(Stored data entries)
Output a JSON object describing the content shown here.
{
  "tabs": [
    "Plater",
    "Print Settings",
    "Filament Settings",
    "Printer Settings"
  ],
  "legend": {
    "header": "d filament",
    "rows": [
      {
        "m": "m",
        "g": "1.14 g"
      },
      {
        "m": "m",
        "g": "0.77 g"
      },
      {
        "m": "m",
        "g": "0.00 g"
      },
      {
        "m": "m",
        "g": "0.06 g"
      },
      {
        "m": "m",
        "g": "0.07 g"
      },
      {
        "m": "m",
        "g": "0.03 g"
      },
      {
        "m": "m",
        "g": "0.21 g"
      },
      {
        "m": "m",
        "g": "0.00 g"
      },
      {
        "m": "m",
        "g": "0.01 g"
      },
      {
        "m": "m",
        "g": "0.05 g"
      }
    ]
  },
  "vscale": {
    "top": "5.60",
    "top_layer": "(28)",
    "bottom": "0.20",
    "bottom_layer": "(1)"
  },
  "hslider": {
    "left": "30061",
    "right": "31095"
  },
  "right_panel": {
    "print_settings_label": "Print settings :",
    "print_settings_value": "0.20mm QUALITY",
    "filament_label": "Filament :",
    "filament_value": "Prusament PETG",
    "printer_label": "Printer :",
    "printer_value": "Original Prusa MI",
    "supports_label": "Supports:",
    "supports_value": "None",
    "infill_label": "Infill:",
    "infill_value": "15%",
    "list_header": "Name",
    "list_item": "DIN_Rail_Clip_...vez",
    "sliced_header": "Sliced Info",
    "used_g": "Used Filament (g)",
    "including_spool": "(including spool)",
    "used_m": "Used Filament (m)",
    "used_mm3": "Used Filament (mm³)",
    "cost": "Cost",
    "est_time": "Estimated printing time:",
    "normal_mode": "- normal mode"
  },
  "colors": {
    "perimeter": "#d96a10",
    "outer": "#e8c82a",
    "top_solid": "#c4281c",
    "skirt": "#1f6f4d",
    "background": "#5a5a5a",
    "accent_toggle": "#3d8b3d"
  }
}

Prompt — Look through the data and gather every line with the string "Used" in it.

Finished task —
    "used_g": "Used Filament (g)",
    "used_m": "Used Filament (m)",
    "used_mm3": "Used Filament (mm³)",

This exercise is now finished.